Requirements: Beginning with the line that contains "Parse this screenshot: output", extract each line through the end of the listing below, with no additions or omissions.

.....

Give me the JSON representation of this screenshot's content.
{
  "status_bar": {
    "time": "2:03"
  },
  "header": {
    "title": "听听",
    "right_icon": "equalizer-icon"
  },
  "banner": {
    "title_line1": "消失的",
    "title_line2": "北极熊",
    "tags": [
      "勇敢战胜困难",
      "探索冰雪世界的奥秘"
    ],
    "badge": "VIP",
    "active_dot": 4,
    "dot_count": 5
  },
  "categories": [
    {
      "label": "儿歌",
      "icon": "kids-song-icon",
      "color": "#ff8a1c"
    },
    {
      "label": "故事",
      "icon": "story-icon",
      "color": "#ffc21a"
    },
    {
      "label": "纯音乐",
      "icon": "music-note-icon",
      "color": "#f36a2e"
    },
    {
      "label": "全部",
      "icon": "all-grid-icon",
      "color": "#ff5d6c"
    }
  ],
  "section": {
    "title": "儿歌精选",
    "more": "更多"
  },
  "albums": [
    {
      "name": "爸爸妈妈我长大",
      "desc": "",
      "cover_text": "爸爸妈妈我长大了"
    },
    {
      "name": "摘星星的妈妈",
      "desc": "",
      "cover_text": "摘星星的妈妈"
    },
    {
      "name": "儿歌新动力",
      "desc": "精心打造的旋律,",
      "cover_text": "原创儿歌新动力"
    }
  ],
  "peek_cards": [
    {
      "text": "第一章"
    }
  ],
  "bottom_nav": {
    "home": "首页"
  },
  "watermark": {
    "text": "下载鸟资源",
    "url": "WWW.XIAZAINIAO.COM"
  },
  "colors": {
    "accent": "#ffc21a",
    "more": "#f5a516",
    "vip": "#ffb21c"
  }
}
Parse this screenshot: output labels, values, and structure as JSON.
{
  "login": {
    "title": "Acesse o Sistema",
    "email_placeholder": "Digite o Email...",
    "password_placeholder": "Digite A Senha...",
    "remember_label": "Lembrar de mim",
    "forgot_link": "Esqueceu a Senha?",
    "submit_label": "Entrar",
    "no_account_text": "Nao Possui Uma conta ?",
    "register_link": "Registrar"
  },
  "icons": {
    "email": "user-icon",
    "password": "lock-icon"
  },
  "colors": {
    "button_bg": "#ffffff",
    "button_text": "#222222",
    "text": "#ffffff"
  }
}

.....

Answer to the task:
Parse this screenshot: output labels, values, and structure as JSON.
{
  "login": {
    "title": "Acesse o Sistema",
    "email_placeholder": "Digite o Email...",
    "password_placeholder": "Digite A Senha...",
    "remember_label": "Lembrar de mim",
    "forgot_link": "Esqueceu a Senha?",
    "submit_label": "Entrar",
    "no_account_text": "Nao Possui Uma conta ?",
    "register_link": "Registrar"
  },
  "icons": {
    "email": "user-icon",
    "password": "lock-icon"
  },
  "colors": {
    "button_bg": "#ffffff",
    "button_text": "#222222",
    "text": "#ffffff"
  }
}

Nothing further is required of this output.